● **PROBLEM TO WORK ON**: Write out each line of the material again, word for word.

● **Saved entries**:
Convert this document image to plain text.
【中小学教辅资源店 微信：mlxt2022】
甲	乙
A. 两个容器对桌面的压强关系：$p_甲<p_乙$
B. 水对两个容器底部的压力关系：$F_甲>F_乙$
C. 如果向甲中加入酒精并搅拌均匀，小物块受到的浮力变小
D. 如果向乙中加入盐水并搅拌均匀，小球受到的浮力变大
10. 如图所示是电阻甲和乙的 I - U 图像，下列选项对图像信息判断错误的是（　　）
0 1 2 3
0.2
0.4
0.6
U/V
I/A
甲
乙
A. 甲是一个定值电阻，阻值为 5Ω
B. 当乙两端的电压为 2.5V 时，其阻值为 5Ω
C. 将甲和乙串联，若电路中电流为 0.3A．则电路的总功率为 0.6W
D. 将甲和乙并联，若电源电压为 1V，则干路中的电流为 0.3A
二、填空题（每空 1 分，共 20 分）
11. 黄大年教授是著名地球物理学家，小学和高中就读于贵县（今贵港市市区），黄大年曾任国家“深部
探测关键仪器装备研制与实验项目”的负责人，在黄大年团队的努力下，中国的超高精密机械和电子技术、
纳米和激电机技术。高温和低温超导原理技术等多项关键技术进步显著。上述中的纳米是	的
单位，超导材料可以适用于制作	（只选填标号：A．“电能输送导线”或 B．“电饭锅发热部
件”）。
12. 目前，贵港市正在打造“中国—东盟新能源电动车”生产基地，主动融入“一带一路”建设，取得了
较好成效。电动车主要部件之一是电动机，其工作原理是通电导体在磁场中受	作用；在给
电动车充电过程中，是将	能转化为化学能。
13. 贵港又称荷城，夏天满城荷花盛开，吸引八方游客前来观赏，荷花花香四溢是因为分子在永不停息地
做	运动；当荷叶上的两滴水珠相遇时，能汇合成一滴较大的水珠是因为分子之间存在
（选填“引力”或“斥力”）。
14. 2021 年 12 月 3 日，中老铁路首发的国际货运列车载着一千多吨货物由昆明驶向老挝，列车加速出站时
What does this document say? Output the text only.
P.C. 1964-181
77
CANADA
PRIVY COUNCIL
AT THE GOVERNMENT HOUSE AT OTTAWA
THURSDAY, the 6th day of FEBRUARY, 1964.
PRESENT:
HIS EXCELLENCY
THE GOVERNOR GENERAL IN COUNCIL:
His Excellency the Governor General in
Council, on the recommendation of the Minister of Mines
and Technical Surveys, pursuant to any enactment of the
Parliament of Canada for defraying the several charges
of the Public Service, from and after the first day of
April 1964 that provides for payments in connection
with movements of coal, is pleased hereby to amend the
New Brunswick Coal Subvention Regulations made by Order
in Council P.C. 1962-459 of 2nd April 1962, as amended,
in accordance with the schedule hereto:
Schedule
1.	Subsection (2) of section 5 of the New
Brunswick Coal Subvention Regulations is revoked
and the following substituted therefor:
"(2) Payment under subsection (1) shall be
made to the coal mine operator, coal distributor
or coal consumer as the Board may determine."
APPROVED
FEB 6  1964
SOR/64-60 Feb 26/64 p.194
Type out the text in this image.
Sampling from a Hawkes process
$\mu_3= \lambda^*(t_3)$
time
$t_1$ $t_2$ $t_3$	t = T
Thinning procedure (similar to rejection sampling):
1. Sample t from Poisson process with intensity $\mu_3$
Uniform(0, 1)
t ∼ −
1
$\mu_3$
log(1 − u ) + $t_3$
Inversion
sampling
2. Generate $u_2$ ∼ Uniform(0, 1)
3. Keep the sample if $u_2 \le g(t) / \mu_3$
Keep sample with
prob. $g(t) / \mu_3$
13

● **RESPONSE BELOW**:
Convert this document image to plain text.
【中小学教辅资源店 微信：mlxt2022】
甲	乙
A. 两个容器对桌面的压强关系：$p_甲<p_乙$
B. 水对两个容器底部的压力关系：$F_甲>F_乙$
C. 如果向甲中加入酒精并搅拌均匀，小物块受到的浮力变小
D. 如果向乙中加入盐水并搅拌均匀，小球受到的浮力变大
10. 如图所示是电阻甲和乙的 I - U 图像，下列选项对图像信息判断错误的是（　　）
0 1 2 3
0.2
0.4
0.6
U/V
I/A
甲
乙
A. 甲是一个定值电阻，阻值为 5Ω
B. 当乙两端的电压为 2.5V 时，其阻值为 5Ω
C. 将甲和乙串联，若电路中电流为 0.3A．则电路的总功率为 0.6W
D. 将甲和乙并联，若电源电压为 1V，则干路中的电流为 0.3A
二、填空题（每空 1 分，共 20 分）
11. 黄大年教授是著名地球物理学家，小学和高中就读于贵县（今贵港市市区），黄大年曾任国家“深部
探测关键仪器装备研制与实验项目”的负责人，在黄大年团队的努力下，中国的超高精密机械和电子技术、
纳米和激电机技术。高温和低温超导原理技术等多项关键技术进步显著。上述中的纳米是	的
单位，超导材料可以适用于制作	（只选填标号：A．“电能输送导线”或 B．“电饭锅发热部
件”）。
12. 目前，贵港市正在打造“中国—东盟新能源电动车”生产基地，主动融入“一带一路”建设，取得了
较好成效。电动车主要部件之一是电动机，其工作原理是通电导体在磁场中受	作用；在给
电动车充电过程中，是将	能转化为化学能。
13. 贵港又称荷城，夏天满城荷花盛开，吸引八方游客前来观赏，荷花花香四溢是因为分子在永不停息地
做	运动；当荷叶上的两滴水珠相遇时，能汇合成一滴较大的水珠是因为分子之间存在
（选填“引力”或“斥力”）。
14. 2021 年 12 月 3 日，中老铁路首发的国际货运列车载着一千多吨货物由昆明驶向老挝，列车加速出站时
What does this document say? Output the text only.
P.C. 1964-181
77
CANADA
PRIVY COUNCIL
AT THE GOVERNMENT HOUSE AT OTTAWA
THURSDAY, the 6th day of FEBRUARY, 1964.
PRESENT:
HIS EXCELLENCY
THE GOVERNOR GENERAL IN COUNCIL:
His Excellency the Governor General in
Council, on the recommendation of the Minister of Mines
and Technical Surveys, pursuant to any enactment of the
Parliament of Canada for defraying the several charges
of the Public Service, from and after the first day of
April 1964 that provides for payments in connection
with movements of coal, is pleased hereby to amend the
New Brunswick Coal Subvention Regulations made by Order
in Council P.C. 1962-459 of 2nd April 1962, as amended,
in accordance with the schedule hereto:
Schedule
1.	Subsection (2) of section 5 of the New
Brunswick Coal Subvention Regulations is revoked
and the following substituted therefor:
"(2) Payment under subsection (1) shall be
made to the coal mine operator, coal distributor
or coal consumer as the Board may determine."
APPROVED
FEB 6  1964
SOR/64-60 Feb 26/64 p.194
Type out the text in this image.
Sampling from a Hawkes process
$\mu_3= \lambda^*(t_3)$
time
$t_1$ $t_2$ $t_3$	t = T
Thinning procedure (similar to rejection sampling):
1. Sample t from Poisson process with intensity $\mu_3$
Uniform(0, 1)
t ∼ −
1
$\mu_3$
log(1 − u ) + $t_3$
Inversion
sampling
2. Generate $u_2$ ∼ Uniform(0, 1)
3. Keep the sample if $u_2 \le g(t) / \mu_3$
Keep sample with
prob. $g(t) / \mu_3$
13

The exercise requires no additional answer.